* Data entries

▬▬▬▬▬▬

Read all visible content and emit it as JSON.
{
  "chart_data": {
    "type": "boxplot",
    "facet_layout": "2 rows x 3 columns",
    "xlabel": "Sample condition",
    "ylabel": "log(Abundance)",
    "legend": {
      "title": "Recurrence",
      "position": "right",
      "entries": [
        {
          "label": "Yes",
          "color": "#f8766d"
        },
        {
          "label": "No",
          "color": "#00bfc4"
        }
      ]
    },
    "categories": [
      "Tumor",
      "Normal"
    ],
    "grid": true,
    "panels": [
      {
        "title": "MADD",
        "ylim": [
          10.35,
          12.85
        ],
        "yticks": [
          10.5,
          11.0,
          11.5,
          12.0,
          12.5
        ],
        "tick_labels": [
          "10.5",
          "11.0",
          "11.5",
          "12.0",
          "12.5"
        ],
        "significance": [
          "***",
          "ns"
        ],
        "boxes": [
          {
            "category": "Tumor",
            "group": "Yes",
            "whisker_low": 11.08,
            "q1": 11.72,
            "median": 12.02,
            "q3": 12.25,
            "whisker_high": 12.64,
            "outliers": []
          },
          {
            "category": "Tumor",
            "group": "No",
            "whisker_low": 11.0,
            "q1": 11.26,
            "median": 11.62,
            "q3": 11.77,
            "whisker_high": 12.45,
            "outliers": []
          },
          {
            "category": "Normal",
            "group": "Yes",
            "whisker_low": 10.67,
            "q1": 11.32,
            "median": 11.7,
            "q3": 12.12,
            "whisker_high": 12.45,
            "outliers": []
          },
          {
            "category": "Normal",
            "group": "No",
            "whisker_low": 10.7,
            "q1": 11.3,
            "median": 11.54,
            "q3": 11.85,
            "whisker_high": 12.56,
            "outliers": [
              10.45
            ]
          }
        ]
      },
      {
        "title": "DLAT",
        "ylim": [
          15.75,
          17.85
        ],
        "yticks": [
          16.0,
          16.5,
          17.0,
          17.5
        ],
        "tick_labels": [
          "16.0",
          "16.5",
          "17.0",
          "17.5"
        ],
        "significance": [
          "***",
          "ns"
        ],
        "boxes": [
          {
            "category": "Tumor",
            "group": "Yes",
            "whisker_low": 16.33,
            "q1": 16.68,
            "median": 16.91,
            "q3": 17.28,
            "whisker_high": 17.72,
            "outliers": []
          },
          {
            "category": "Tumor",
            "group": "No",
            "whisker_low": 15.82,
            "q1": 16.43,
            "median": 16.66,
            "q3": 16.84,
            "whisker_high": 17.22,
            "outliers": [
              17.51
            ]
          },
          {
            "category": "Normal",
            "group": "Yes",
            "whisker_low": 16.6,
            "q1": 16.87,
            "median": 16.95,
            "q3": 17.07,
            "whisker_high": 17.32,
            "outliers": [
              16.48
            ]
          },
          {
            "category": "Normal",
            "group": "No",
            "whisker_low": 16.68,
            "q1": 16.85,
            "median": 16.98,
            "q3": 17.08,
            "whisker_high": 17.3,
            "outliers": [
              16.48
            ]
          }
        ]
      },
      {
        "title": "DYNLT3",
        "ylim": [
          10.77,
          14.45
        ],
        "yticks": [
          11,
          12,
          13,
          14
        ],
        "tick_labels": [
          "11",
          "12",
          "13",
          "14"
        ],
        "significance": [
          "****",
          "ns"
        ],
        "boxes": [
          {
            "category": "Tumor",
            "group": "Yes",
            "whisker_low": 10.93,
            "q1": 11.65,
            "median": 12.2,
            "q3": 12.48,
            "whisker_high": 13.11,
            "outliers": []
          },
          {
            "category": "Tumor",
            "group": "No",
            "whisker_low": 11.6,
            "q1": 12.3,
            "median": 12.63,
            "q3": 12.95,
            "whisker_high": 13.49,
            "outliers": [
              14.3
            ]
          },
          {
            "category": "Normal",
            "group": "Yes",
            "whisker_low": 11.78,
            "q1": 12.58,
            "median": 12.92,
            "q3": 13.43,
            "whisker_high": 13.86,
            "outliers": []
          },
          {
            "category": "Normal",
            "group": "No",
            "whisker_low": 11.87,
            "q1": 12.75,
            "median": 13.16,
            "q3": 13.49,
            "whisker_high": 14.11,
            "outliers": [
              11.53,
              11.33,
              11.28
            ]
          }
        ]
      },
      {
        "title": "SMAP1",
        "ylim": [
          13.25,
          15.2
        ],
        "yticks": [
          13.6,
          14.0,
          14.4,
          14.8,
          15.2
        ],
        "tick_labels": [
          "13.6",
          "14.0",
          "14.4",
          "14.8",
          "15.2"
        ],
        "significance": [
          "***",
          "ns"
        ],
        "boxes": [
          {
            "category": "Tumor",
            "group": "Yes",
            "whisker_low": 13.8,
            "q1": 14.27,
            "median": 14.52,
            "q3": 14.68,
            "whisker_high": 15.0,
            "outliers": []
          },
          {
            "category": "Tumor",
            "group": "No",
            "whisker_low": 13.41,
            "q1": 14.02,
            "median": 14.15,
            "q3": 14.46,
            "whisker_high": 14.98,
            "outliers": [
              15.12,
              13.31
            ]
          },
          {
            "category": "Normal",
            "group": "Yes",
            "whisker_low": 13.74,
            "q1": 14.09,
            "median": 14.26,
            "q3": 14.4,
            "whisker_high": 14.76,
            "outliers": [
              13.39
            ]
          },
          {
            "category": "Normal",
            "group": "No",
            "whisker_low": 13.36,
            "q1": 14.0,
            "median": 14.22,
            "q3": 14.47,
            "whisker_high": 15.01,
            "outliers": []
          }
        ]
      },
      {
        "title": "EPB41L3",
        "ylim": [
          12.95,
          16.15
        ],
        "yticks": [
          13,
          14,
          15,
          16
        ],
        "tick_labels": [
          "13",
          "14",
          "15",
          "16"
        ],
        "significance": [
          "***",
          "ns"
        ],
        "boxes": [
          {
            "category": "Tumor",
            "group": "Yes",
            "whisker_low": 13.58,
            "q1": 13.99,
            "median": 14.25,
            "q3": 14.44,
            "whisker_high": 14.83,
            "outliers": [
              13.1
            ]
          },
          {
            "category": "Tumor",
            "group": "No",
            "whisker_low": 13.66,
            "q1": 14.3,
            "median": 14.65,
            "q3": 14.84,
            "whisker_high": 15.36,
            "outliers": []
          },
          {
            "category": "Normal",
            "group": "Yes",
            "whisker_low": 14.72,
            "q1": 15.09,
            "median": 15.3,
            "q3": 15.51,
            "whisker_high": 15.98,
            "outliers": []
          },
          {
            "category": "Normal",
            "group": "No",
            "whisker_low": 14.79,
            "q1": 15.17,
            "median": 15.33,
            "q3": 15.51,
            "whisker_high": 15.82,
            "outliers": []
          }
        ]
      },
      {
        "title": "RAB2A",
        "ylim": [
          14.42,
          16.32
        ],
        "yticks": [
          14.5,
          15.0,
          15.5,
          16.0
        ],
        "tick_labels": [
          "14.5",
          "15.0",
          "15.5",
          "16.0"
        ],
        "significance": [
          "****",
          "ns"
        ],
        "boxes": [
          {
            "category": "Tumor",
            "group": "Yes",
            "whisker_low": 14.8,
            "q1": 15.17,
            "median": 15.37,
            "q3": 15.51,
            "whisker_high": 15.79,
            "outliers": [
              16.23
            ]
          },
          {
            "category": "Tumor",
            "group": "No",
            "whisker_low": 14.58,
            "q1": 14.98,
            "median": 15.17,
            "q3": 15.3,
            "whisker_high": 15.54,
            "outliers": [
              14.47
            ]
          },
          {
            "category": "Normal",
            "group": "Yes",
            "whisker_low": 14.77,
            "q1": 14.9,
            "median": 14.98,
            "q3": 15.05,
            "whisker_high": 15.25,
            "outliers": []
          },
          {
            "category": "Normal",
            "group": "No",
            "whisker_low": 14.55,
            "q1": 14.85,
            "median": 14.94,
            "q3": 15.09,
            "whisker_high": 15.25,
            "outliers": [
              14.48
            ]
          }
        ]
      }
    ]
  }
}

▬▬▬▬▬▬

* WORK REQUIRED
Look over the data and work out how many lines include the word "title"; reply with the number only.

* SOLVED PROBLEM
7